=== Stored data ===
──────────

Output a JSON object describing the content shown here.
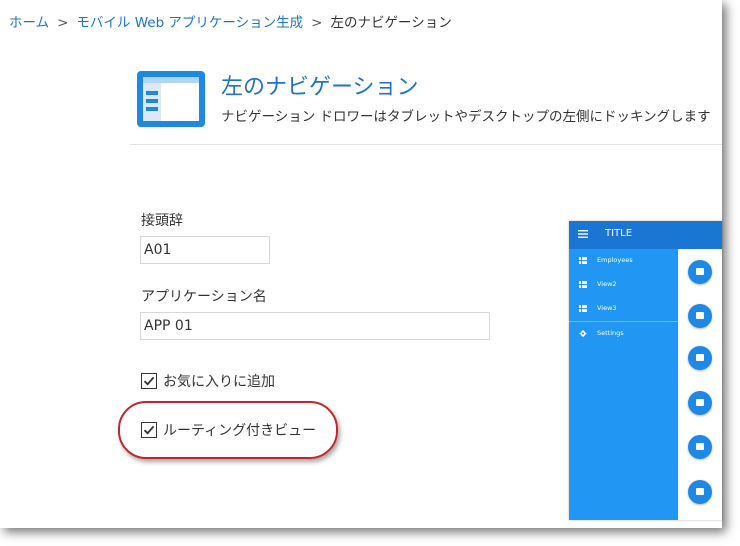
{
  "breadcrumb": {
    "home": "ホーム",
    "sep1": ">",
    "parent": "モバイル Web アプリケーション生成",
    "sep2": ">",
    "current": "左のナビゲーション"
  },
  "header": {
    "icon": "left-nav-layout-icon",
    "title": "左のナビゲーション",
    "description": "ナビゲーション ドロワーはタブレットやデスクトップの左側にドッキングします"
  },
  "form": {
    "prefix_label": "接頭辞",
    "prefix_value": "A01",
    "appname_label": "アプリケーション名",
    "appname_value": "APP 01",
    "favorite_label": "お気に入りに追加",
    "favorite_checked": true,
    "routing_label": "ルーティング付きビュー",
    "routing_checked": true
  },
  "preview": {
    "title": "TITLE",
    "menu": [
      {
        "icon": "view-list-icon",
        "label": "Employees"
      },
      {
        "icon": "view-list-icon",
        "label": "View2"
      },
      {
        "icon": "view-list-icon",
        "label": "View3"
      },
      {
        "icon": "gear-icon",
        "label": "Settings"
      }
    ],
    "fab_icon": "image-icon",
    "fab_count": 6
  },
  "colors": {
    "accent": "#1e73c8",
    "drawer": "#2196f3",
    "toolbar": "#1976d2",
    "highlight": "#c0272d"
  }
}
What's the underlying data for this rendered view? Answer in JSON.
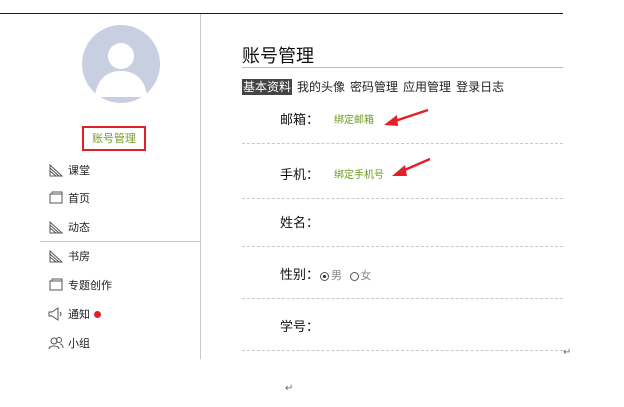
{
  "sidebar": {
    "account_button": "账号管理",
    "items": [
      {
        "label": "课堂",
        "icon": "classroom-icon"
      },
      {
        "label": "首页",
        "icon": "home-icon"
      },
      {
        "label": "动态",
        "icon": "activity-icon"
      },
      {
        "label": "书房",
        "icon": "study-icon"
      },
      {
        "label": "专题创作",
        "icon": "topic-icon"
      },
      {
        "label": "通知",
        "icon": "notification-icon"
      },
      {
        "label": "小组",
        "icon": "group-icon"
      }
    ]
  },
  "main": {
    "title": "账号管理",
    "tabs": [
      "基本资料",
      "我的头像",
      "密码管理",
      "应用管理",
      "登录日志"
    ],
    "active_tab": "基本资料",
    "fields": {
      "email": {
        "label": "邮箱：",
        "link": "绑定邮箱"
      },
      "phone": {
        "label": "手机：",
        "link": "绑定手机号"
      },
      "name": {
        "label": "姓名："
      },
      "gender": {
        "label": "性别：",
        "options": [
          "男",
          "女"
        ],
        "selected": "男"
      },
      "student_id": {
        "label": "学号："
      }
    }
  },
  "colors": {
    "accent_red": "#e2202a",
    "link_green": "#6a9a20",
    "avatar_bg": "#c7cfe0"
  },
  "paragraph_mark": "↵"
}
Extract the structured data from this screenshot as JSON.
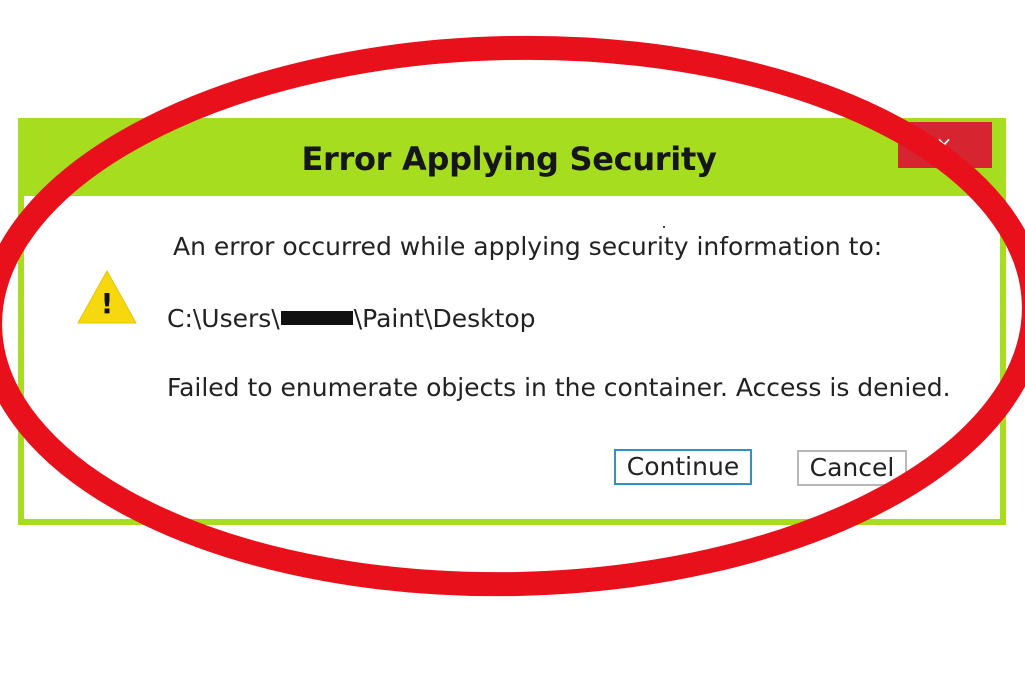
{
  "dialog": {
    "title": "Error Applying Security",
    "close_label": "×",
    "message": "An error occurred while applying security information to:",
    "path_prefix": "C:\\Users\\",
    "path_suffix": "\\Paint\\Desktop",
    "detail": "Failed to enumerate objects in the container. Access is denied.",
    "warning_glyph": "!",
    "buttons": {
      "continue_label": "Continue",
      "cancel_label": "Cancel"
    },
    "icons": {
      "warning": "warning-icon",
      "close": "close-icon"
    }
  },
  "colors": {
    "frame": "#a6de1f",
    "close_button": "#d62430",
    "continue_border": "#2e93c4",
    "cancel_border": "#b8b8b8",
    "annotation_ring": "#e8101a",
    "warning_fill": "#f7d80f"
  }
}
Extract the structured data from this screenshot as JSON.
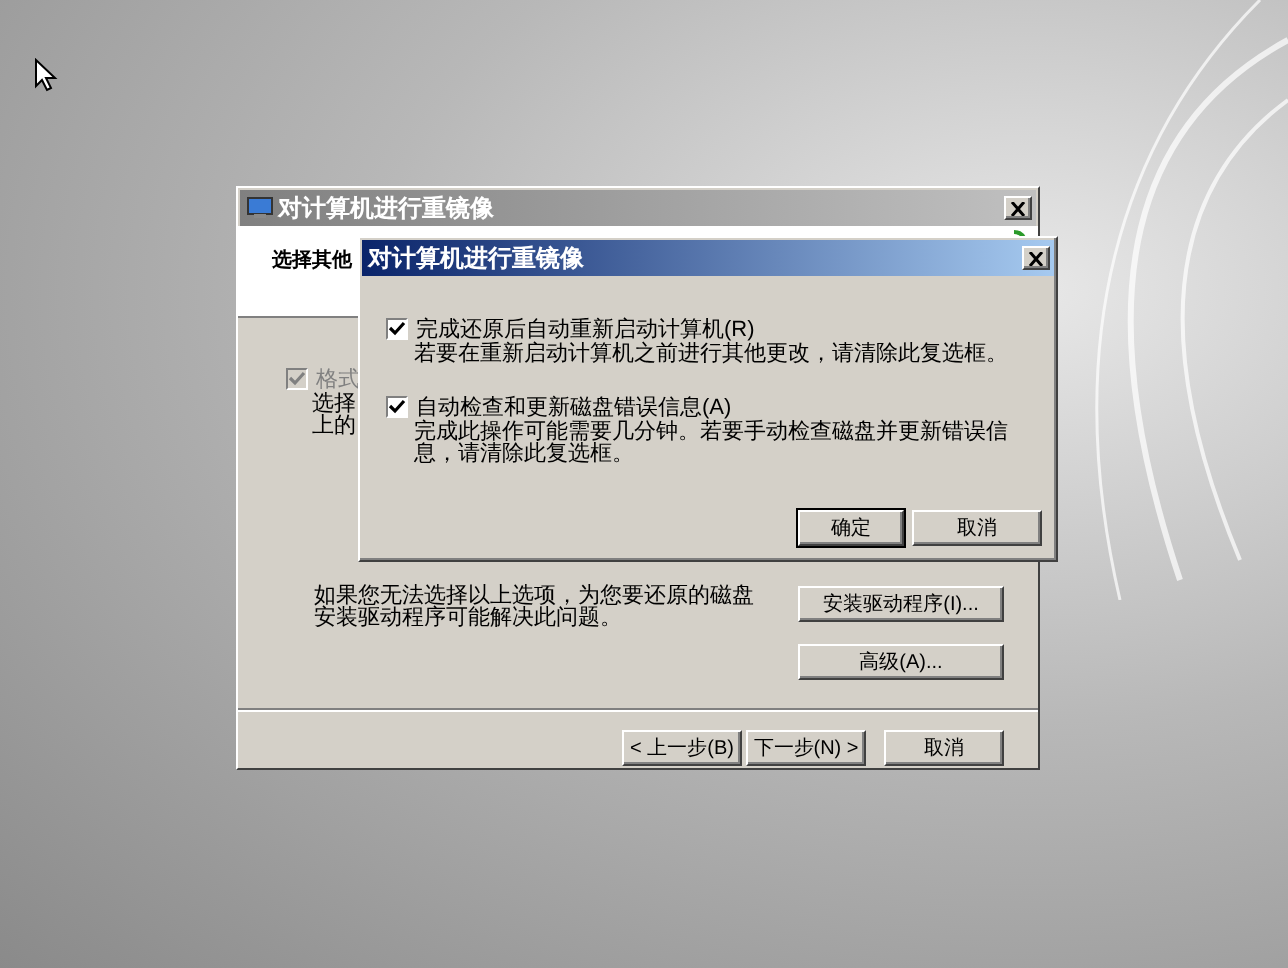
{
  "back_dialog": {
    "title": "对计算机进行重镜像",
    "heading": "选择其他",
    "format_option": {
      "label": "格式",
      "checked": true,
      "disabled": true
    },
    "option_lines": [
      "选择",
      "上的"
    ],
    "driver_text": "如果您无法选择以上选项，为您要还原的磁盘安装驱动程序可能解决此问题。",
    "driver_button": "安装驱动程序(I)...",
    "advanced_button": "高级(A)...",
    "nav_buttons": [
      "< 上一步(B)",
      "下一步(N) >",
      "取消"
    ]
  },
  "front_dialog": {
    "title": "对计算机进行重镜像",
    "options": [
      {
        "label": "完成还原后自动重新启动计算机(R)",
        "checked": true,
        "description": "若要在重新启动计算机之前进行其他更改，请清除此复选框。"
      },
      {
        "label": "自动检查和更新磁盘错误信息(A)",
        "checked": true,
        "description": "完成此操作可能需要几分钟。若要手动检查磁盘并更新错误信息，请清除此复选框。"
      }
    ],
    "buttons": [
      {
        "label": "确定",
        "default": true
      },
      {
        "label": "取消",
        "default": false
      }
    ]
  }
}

──────────

=== What needs to be done ===
Repeat each record exactly as shown above, dropping all images.

=== Reply to the task ===
Output a JSON object describing the content shown here.
{
  "breadcrumb": {
    "home": "ホーム",
    "sep1": ">",
    "parent": "モバイル Web アプリケーション生成",
    "sep2": ">",
    "current": "左のナビゲーション"
  },
  "header": {
    "icon": "left-nav-layout-icon",
    "title": "左のナビゲーション",
    "description": "ナビゲーション ドロワーはタブレットやデスクトップの左側にドッキングします"
  },
  "form": {
    "prefix_label": "接頭辞",
    "prefix_value": "A01",
    "appname_label": "アプリケーション名",
    "appname_value": "APP 01",
    "favorite_label": "お気に入りに追加",
    "favorite_checked": true,
    "routing_label": "ルーティング付きビュー",
    "routing_checked": true
  },
  "preview": {
    "title": "TITLE",
    "menu": [
      {
        "icon": "view-list-icon",
        "label": "Employees"
      },
      {
        "icon": "view-list-icon",
        "label": "View2"
      },
      {
        "icon": "view-list-icon",
        "label": "View3"
      },
      {
        "icon": "gear-icon",
        "label": "Settings"
      }
    ],
    "fab_icon": "image-icon",
    "fab_count": 6
  },
  "colors": {
    "accent": "#1e73c8",
    "drawer": "#2196f3",
    "toolbar": "#1976d2",
    "highlight": "#c0272d"
  }
}
What's the underlying data for this rendered view? Answer in JSON.
{
  "sidebar": {
    "account_button": "账号管理",
    "items": [
      {
        "label": "课堂",
        "icon": "classroom-icon"
      },
      {
        "label": "首页",
        "icon": "home-icon"
      },
      {
        "label": "动态",
        "icon": "activity-icon"
      },
      {
        "label": "书房",
        "icon": "study-icon"
      },
      {
        "label": "专题创作",
        "icon": "topic-icon"
      },
      {
        "label": "通知",
        "icon": "notification-icon"
      },
      {
        "label": "小组",
        "icon": "group-icon"
      }
    ]
  },
  "main": {
    "title": "账号管理",
    "tabs": [
      "基本资料",
      "我的头像",
      "密码管理",
      "应用管理",
      "登录日志"
    ],
    "active_tab": "基本资料",
    "fields": {
      "email": {
        "label": "邮箱：",
        "link": "绑定邮箱"
      },
      "phone": {
        "label": "手机：",
        "link": "绑定手机号"
      },
      "name": {
        "label": "姓名："
      },
      "gender": {
        "label": "性别：",
        "options": [
          "男",
          "女"
        ],
        "selected": "男"
      },
      "student_id": {
        "label": "学号："
      }
    }
  },
  "colors": {
    "accent_red": "#e2202a",
    "link_green": "#6a9a20",
    "avatar_bg": "#c7cfe0"
  },
  "paragraph_mark": "↵"
}
Extract the structured data from this screenshot as JSON.
{
  "dialog": {
    "title": "Error Applying Security",
    "close_label": "×",
    "message": "An error occurred while applying security information to:",
    "path_prefix": "C:\\Users\\",
    "path_suffix": "\\Paint\\Desktop",
    "detail": "Failed to enumerate objects in the container. Access is denied.",
    "warning_glyph": "!",
    "buttons": {
      "continue_label": "Continue",
      "cancel_label": "Cancel"
    },
    "icons": {
      "warning": "warning-icon",
      "close": "close-icon"
    }
  },
  "colors": {
    "frame": "#a6de1f",
    "close_button": "#d62430",
    "continue_border": "#2e93c4",
    "cancel_border": "#b8b8b8",
    "annotation_ring": "#e8101a",
    "warning_fill": "#f7d80f"
  }
}
Extract the structured data from this screenshot as JSON.
{
  "back_dialog": {
    "title": "对计算机进行重镜像",
    "heading": "选择其他",
    "format_option": {
      "label": "格式",
      "checked": true,
      "disabled": true
    },
    "option_lines": [
      "选择",
      "上的"
    ],
    "driver_text": "如果您无法选择以上选项，为您要还原的磁盘安装驱动程序可能解决此问题。",
    "driver_button": "安装驱动程序(I)...",
    "advanced_button": "高级(A)...",
    "nav_buttons": [
      "< 上一步(B)",
      "下一步(N) >",
      "取消"
    ]
  },
  "front_dialog": {
    "title": "对计算机进行重镜像",
    "options": [
      {
        "label": "完成还原后自动重新启动计算机(R)",
        "checked": true,
        "description": "若要在重新启动计算机之前进行其他更改，请清除此复选框。"
      },
      {
        "label": "自动检查和更新磁盘错误信息(A)",
        "checked": true,
        "description": "完成此操作可能需要几分钟。若要手动检查磁盘并更新错误信息，请清除此复选框。"
      }
    ],
    "buttons": [
      {
        "label": "确定",
        "default": true
      },
      {
        "label": "取消",
        "default": false
      }
    ]
  }
}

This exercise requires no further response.